WHAT IS NEEDED =
Review the lines that follow and copy each one that contains the word "content".

+ + + + +

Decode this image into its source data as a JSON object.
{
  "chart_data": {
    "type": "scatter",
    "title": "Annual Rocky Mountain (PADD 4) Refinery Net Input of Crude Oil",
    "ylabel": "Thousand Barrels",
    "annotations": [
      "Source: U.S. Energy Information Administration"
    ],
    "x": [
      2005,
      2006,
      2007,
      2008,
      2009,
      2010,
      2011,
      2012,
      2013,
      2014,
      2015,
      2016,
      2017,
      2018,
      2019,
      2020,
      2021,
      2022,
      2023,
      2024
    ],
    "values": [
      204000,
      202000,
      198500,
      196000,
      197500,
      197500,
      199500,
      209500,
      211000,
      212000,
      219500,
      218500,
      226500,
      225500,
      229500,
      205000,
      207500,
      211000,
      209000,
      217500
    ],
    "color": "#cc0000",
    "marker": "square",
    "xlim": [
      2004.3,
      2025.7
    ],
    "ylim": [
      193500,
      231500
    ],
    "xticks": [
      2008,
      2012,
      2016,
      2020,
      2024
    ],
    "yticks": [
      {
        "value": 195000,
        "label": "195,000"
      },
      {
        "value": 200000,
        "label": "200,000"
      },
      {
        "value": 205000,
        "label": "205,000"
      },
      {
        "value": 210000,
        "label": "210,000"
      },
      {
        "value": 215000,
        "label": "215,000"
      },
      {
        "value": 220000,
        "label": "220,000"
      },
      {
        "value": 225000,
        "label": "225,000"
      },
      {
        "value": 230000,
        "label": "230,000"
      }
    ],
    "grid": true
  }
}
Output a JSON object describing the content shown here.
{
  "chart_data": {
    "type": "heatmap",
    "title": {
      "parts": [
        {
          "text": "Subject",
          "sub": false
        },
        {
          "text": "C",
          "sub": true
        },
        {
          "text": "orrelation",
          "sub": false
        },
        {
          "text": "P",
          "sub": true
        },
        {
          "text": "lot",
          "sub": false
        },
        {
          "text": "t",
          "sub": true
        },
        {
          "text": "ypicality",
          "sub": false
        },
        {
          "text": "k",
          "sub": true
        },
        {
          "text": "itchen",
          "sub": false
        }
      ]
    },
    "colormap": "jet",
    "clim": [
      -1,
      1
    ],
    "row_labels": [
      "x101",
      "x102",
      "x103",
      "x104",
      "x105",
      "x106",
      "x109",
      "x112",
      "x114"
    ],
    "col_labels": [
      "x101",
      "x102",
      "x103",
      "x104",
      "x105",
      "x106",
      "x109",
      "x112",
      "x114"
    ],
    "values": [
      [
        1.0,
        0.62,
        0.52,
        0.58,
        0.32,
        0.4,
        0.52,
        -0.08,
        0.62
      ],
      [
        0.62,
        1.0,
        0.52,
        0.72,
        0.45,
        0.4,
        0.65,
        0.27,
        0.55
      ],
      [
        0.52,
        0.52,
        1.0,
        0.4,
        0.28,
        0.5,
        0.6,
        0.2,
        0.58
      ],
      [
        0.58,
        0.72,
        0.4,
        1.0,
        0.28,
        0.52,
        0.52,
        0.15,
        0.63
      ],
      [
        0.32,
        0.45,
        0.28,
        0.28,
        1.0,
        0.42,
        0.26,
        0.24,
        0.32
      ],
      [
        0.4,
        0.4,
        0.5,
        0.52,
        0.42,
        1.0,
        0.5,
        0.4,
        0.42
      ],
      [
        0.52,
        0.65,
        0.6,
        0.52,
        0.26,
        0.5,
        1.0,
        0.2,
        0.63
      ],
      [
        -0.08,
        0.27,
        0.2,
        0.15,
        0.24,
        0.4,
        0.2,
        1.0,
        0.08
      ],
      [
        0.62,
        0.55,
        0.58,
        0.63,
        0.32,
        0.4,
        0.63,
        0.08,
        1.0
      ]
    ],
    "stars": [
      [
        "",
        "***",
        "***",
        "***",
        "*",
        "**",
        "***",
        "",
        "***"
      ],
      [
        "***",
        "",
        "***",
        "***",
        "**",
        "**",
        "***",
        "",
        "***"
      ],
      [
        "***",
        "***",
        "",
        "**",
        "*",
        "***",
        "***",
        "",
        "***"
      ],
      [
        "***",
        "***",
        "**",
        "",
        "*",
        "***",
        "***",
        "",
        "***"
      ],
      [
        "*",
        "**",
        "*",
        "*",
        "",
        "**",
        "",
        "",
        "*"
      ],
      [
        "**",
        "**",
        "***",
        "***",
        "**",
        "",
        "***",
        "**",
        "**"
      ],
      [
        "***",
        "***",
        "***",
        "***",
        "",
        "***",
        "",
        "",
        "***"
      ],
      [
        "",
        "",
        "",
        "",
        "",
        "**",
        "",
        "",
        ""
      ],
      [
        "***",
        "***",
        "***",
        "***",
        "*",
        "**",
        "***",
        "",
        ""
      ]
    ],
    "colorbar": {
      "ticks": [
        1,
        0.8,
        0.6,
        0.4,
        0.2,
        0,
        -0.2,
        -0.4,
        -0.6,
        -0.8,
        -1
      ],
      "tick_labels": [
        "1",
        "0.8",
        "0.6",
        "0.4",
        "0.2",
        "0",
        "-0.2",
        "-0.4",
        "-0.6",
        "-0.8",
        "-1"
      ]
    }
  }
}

+ + + + +

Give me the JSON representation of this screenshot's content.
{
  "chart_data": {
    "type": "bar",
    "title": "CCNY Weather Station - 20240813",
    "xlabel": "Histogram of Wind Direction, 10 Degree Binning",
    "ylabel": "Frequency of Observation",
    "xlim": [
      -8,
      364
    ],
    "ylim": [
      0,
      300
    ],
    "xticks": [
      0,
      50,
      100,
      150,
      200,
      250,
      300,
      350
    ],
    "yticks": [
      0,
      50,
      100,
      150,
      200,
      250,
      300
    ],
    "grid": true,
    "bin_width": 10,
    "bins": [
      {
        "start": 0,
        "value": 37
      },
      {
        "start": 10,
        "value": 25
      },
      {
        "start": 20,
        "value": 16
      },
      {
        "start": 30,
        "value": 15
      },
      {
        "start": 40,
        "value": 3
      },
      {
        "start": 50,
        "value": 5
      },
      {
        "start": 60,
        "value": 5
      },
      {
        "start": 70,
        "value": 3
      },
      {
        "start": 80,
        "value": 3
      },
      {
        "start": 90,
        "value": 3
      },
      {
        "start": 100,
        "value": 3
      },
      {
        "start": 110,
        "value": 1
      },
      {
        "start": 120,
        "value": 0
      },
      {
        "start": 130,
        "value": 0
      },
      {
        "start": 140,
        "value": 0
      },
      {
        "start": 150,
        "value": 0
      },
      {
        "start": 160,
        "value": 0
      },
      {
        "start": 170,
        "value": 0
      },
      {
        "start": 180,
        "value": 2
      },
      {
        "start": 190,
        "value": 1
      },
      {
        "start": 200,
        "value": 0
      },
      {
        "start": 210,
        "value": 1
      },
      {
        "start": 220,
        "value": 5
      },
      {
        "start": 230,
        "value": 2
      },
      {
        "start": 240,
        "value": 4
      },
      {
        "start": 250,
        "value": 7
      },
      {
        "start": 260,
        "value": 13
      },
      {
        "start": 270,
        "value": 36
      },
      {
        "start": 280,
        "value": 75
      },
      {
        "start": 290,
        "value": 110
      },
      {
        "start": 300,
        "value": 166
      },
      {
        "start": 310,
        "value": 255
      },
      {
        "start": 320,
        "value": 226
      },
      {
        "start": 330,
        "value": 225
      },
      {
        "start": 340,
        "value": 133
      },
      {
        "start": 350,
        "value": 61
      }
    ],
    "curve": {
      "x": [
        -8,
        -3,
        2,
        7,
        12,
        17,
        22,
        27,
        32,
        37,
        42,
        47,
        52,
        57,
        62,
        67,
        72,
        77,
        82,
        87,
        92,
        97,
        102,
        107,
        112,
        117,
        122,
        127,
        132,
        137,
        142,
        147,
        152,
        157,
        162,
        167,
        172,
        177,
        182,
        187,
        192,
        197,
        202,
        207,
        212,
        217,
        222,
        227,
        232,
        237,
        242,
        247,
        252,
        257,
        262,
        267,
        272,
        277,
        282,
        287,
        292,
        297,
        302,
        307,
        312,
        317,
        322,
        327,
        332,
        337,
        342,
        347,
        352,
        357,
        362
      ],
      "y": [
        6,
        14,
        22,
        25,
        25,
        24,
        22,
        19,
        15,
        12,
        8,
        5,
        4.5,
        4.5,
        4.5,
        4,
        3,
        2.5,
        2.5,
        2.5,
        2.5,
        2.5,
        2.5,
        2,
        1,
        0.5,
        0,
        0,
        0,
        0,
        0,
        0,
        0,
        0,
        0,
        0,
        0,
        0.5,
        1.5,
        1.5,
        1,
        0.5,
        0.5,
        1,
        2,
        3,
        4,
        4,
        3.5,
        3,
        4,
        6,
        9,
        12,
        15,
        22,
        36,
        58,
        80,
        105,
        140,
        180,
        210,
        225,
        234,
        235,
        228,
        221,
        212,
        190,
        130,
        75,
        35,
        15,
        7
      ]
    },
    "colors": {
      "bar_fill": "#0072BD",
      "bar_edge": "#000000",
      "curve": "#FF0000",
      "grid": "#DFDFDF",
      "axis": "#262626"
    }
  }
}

+ + + + +

WRITTEN ANSWER =
Output a JSON object describing the content shown here.
Give me the JSON representation of this screenshot's content.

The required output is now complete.